## EXERCISE DATA
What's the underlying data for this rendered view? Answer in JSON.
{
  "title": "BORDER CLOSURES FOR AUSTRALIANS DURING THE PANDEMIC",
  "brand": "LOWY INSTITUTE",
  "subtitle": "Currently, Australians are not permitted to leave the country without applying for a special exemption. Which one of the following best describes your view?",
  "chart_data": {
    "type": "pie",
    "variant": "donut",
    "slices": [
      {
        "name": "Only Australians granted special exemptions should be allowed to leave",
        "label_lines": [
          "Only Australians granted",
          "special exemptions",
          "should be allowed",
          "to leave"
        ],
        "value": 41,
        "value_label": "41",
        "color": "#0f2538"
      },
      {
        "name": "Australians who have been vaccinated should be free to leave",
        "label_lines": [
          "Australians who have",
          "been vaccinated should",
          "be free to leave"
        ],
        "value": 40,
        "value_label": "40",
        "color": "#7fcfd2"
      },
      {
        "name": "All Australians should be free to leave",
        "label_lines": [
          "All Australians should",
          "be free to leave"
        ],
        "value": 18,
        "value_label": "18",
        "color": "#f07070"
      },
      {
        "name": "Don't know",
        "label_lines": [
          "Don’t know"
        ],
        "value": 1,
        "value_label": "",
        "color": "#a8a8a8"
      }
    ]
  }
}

## WHAT YOU WILL DO
Count the lines in which the string "special" appears, then report only that figure.

## TASK ANSWER
3